━━━━━ TASK INPUTS ━━━━━

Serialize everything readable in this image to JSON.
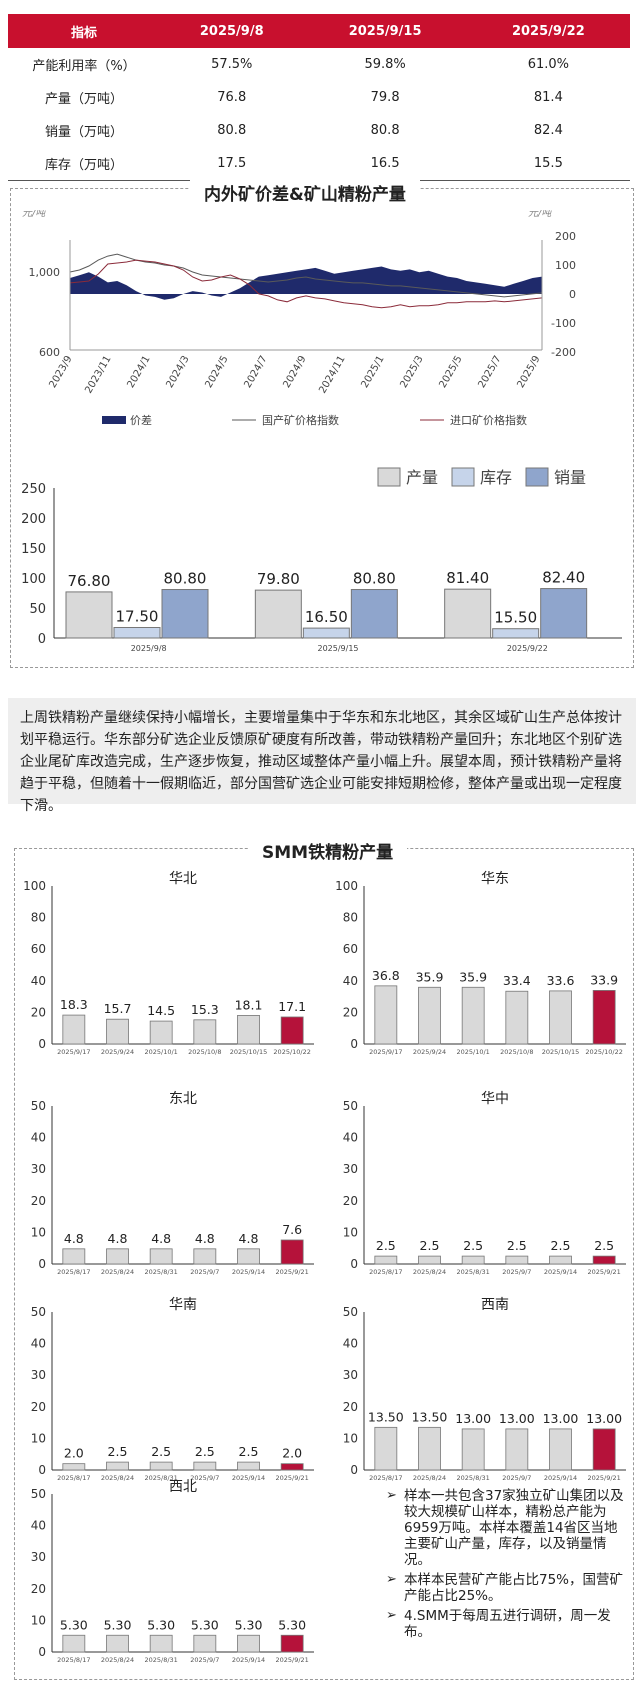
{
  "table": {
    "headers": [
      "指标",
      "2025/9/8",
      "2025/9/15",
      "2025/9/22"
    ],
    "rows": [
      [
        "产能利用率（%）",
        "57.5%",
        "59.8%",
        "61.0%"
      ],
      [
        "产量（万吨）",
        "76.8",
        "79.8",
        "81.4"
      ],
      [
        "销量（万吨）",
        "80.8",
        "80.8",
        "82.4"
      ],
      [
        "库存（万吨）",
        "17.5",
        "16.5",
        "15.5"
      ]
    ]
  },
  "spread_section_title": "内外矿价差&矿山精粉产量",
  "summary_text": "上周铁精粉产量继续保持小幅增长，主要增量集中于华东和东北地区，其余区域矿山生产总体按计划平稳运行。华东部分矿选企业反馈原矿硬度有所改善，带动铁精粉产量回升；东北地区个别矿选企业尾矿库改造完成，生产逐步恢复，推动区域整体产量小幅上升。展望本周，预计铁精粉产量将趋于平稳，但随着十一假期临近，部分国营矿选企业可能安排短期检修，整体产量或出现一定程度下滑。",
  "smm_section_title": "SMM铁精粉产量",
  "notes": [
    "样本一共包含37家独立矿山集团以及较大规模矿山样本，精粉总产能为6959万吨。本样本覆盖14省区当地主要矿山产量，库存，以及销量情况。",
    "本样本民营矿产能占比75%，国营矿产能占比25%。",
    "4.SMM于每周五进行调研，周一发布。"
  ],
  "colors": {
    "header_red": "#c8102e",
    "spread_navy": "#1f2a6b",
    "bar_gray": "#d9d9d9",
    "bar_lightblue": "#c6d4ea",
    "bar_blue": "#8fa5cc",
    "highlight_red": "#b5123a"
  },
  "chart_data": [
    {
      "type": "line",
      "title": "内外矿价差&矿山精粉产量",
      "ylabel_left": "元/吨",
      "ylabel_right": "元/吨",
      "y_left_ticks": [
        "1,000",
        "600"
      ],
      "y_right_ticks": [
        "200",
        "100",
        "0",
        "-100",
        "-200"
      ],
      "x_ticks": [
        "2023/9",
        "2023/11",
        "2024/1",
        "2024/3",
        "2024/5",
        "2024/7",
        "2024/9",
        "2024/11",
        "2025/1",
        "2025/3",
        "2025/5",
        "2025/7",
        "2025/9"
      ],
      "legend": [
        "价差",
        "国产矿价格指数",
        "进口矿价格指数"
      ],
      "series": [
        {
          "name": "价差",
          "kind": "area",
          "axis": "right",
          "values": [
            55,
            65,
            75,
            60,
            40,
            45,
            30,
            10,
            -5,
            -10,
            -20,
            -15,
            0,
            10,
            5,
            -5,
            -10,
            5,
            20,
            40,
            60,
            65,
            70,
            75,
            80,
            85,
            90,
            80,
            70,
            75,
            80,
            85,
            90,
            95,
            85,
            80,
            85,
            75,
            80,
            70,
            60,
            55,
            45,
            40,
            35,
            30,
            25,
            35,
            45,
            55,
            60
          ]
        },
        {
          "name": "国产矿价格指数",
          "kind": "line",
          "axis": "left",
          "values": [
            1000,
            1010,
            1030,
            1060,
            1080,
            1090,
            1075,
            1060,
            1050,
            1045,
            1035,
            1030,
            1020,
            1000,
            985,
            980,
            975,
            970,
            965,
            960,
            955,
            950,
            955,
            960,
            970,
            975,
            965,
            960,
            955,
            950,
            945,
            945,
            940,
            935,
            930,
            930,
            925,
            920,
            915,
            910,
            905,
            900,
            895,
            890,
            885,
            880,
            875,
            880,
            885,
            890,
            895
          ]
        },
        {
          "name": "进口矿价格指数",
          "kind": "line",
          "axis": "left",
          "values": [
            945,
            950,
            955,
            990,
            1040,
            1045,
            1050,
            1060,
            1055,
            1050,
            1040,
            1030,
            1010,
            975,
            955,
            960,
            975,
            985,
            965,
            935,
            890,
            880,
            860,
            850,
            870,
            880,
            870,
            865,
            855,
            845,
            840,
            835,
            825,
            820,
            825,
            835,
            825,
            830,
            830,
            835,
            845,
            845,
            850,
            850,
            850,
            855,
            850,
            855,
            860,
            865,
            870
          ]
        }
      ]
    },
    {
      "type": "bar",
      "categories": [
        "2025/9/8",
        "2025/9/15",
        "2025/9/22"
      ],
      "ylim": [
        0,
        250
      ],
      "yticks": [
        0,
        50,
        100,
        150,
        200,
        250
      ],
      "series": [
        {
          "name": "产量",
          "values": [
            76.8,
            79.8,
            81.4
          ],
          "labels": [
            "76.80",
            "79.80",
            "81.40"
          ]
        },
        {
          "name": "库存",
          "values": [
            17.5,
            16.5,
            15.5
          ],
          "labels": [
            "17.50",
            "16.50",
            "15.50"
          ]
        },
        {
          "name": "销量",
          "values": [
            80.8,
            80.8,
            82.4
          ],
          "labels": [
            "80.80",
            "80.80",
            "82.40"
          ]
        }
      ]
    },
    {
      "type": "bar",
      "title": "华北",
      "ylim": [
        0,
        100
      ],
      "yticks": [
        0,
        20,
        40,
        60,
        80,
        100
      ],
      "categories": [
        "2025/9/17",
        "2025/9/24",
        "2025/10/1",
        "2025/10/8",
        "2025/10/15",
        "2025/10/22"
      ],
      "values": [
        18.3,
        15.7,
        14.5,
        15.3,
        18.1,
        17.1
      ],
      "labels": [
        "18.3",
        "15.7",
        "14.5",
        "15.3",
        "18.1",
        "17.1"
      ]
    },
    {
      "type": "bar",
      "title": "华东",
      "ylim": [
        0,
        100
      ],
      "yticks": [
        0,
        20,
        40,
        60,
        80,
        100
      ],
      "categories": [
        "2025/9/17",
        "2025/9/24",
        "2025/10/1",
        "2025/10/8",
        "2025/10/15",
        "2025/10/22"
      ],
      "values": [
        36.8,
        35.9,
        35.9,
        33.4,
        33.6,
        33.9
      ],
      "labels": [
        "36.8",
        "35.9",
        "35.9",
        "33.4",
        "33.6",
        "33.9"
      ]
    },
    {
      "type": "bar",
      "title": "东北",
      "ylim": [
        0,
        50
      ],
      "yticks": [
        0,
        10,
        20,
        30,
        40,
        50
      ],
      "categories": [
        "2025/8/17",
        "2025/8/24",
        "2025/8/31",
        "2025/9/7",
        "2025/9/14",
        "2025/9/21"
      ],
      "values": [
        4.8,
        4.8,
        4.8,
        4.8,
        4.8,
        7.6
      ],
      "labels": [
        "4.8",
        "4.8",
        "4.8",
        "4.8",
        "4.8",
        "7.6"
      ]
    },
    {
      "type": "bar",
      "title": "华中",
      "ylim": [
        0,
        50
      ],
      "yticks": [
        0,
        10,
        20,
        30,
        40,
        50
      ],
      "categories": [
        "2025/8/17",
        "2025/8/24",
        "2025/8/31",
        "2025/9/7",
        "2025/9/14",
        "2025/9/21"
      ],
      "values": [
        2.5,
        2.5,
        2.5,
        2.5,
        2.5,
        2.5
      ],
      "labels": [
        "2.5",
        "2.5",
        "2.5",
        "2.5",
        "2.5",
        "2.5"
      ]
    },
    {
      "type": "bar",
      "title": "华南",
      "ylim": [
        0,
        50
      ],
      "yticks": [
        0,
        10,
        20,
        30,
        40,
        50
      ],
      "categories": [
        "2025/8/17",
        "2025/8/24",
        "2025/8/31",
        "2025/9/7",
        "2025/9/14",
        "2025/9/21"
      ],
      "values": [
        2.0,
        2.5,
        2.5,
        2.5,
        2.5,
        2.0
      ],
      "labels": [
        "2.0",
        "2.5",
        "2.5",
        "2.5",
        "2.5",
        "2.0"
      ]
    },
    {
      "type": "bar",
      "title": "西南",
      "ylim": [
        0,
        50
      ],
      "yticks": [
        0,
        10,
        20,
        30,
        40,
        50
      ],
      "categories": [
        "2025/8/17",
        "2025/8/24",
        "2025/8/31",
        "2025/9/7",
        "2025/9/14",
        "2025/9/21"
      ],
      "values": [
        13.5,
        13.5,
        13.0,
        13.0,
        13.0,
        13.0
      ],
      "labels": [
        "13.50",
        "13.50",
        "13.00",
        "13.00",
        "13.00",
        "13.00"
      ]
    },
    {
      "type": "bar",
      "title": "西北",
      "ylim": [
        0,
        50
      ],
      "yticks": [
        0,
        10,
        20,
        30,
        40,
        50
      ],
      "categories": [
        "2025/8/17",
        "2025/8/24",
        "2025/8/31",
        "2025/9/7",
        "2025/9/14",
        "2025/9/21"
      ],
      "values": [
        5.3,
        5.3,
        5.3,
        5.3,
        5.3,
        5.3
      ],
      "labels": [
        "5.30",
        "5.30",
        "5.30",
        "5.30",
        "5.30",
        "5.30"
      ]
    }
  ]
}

━━━━━

DIRECTIONS FOR THIS TASK
Note each line of the entries that has "name" in it, and copy those lines.

FINAL ANSWER
          "name": "价差",
          "name": "国产矿价格指数",
          "name": "进口矿价格指数",
          "name": "产量",
          "name": "库存",
          "name": "销量",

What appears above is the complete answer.